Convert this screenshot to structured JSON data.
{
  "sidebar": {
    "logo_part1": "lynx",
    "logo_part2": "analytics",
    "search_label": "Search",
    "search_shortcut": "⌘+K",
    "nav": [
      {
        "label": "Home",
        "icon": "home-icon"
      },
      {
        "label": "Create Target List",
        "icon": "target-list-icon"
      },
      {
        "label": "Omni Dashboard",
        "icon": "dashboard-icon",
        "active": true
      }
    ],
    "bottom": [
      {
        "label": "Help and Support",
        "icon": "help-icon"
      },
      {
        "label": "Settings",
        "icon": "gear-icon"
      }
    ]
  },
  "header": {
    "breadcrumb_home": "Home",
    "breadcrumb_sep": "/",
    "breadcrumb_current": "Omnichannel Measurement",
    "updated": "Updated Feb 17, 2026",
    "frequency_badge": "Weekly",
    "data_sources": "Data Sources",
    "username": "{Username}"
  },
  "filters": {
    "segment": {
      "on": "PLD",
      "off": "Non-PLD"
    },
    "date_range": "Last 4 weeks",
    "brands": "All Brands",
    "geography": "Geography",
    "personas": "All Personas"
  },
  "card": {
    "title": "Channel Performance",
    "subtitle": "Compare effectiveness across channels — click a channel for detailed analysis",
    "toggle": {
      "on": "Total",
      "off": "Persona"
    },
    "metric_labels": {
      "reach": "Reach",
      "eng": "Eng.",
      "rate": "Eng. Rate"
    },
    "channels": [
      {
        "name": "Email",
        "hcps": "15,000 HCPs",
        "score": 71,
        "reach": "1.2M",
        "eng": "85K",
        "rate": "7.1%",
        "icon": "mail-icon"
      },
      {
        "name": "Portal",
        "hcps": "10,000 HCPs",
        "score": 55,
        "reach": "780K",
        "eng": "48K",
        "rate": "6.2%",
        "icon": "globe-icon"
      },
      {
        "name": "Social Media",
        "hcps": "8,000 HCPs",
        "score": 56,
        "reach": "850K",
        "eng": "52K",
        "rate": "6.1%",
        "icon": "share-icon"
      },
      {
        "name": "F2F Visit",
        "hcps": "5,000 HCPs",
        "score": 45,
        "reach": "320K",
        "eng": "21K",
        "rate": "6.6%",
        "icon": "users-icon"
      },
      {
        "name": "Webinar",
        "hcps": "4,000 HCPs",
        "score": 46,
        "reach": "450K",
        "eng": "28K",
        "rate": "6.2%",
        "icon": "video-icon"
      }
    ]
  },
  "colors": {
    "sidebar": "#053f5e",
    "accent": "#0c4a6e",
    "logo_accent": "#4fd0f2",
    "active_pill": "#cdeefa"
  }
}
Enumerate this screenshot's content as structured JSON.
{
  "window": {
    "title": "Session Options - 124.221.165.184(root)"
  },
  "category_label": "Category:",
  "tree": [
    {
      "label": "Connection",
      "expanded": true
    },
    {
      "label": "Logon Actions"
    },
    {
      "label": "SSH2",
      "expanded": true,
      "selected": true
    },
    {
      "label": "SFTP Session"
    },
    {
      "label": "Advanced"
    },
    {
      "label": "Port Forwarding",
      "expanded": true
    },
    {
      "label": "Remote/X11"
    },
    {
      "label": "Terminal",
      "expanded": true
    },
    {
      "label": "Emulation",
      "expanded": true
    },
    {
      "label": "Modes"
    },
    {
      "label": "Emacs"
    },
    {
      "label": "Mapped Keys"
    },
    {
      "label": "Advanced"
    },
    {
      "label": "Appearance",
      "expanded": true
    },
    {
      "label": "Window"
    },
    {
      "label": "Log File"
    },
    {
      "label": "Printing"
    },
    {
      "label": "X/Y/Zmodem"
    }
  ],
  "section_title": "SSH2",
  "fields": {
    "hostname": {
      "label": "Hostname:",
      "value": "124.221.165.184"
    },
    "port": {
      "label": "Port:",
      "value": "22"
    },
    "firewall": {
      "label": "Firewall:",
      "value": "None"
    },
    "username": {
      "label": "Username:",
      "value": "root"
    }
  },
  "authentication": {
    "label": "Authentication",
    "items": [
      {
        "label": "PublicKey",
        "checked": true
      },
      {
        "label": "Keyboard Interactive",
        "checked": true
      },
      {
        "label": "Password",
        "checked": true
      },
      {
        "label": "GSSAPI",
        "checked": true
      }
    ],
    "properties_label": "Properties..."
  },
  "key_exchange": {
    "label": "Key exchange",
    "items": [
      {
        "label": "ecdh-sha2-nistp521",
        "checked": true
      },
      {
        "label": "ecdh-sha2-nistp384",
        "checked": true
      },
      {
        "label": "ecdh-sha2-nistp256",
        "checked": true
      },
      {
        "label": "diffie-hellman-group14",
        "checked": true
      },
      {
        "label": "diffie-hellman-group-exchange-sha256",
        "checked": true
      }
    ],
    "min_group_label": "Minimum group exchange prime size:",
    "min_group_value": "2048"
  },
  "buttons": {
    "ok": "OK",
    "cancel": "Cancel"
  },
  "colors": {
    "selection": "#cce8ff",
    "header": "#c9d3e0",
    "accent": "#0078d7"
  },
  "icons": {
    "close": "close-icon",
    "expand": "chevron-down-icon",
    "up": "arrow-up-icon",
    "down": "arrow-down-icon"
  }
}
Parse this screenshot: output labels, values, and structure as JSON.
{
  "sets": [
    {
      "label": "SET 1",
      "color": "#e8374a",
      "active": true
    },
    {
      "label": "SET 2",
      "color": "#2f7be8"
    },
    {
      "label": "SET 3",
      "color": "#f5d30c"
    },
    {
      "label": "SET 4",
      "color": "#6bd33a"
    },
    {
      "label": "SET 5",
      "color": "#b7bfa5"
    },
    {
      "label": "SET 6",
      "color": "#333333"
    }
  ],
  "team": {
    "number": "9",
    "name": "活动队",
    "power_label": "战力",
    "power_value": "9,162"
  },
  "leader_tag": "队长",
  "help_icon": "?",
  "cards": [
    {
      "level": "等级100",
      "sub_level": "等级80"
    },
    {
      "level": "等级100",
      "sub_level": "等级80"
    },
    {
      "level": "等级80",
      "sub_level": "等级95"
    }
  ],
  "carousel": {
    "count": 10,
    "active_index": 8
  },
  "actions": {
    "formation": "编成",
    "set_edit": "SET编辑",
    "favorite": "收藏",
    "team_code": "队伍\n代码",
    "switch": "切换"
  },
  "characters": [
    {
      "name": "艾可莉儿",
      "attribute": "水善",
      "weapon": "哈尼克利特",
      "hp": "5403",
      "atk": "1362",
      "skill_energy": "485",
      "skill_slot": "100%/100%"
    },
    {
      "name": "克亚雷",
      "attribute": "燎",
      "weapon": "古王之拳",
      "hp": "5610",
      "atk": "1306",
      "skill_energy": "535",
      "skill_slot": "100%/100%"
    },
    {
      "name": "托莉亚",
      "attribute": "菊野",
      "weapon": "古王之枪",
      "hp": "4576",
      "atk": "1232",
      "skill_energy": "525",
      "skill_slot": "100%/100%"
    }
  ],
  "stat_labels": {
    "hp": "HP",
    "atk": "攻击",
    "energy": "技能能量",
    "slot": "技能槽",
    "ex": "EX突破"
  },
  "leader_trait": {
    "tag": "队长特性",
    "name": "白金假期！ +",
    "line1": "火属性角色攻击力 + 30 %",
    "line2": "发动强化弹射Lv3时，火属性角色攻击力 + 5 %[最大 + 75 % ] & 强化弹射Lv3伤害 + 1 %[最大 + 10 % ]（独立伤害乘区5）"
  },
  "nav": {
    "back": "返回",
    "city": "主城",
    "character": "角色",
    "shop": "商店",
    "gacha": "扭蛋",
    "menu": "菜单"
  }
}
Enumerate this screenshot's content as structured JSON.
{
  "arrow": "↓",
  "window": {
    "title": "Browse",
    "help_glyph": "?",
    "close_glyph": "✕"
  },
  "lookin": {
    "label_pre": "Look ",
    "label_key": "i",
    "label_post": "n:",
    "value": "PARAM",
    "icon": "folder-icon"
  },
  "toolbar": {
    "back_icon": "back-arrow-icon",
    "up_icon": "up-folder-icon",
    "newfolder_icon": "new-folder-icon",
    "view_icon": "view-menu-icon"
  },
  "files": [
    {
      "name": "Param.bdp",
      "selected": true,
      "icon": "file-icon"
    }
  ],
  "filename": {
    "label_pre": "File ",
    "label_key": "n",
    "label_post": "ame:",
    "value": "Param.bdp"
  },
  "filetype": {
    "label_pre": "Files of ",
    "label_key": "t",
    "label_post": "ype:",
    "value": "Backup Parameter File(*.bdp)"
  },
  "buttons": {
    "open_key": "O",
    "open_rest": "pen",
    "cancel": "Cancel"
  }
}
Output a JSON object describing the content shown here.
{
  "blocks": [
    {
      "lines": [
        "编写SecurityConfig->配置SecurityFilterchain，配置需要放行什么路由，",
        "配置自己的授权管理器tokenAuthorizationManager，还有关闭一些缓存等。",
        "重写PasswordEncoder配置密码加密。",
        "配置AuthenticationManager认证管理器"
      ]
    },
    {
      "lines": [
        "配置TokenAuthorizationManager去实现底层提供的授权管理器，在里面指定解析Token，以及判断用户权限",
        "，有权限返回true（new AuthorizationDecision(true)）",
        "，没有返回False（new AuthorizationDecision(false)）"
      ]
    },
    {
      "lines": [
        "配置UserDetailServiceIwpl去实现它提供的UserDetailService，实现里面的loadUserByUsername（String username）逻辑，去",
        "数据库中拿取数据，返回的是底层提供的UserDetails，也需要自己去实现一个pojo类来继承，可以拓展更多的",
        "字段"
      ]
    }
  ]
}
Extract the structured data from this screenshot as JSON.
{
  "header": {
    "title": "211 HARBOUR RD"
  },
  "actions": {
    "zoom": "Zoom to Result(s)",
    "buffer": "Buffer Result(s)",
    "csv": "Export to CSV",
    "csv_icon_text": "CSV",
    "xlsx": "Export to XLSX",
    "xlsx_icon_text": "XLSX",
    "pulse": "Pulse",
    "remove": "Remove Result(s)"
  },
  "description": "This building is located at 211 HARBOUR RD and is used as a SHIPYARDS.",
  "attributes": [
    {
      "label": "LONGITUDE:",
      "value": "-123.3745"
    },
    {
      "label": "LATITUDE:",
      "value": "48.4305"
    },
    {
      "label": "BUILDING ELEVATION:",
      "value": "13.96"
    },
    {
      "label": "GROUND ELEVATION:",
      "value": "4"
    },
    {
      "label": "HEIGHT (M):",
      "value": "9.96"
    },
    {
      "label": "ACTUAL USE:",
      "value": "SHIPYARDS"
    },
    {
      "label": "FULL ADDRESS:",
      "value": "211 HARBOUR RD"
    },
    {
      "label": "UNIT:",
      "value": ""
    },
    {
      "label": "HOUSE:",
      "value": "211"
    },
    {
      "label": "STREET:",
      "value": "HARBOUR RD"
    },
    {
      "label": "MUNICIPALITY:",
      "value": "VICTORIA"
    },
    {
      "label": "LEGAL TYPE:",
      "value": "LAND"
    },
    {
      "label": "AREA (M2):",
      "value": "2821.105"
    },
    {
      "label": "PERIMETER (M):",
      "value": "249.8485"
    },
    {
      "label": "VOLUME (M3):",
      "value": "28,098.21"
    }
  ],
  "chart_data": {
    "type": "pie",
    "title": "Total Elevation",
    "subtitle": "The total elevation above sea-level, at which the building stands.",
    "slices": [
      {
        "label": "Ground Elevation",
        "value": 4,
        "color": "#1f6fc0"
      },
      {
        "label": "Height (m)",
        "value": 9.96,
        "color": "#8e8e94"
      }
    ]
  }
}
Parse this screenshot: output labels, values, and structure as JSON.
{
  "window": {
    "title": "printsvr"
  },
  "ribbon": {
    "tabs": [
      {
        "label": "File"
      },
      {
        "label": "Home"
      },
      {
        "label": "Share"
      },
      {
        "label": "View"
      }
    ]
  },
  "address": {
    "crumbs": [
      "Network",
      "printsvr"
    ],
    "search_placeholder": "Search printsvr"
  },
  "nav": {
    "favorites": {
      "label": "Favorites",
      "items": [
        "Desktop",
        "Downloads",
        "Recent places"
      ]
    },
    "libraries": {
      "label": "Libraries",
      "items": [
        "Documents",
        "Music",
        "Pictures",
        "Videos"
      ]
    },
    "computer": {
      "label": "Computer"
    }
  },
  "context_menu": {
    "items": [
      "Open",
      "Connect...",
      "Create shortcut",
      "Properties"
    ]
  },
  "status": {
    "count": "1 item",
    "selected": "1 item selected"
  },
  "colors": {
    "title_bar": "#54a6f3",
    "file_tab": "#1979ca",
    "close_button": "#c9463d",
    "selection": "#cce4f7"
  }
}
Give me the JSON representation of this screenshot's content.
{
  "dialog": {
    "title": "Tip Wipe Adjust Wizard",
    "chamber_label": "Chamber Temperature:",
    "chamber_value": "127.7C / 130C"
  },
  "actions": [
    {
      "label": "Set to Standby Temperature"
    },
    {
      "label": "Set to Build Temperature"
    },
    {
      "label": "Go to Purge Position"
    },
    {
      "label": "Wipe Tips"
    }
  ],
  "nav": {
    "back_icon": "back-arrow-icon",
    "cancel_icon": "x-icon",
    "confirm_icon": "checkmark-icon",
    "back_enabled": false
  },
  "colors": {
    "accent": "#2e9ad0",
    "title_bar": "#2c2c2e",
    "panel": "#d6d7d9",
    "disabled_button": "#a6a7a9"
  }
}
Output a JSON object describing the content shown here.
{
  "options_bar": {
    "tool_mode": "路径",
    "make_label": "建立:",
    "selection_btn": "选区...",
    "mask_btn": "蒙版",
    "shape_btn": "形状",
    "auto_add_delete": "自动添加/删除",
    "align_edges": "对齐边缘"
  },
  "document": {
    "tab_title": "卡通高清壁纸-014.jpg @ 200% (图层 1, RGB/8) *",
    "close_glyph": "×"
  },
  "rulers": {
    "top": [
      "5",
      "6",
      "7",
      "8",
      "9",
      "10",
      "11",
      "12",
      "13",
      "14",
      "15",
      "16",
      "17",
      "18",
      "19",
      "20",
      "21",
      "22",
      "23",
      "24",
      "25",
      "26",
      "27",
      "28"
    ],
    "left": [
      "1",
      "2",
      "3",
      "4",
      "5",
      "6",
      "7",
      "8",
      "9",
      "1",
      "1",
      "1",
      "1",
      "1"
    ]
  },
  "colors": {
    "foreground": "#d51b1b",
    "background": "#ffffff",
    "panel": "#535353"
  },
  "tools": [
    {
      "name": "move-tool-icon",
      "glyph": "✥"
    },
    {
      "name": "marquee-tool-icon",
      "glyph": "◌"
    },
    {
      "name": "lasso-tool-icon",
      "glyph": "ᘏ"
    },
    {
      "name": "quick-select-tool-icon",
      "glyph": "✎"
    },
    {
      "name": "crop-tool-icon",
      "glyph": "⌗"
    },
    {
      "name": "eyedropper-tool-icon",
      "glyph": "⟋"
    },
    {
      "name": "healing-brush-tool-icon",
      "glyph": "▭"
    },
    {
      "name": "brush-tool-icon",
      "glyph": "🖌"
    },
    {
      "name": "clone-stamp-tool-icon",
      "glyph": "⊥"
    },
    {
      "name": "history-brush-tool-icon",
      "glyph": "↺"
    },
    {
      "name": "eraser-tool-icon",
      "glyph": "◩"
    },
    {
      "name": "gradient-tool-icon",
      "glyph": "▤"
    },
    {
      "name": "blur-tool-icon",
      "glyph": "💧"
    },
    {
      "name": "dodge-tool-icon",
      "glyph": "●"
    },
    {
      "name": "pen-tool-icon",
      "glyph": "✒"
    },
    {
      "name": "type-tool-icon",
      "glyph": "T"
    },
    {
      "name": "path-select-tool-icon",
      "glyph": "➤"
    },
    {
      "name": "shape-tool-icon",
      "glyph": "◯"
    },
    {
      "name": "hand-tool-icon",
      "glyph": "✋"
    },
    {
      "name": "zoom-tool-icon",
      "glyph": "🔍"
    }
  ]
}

**SET PROBLEM:** Your reply is one number: how many lines of the records above contain the word "HCPs".

**RESULT FOR THIS TASK:** 5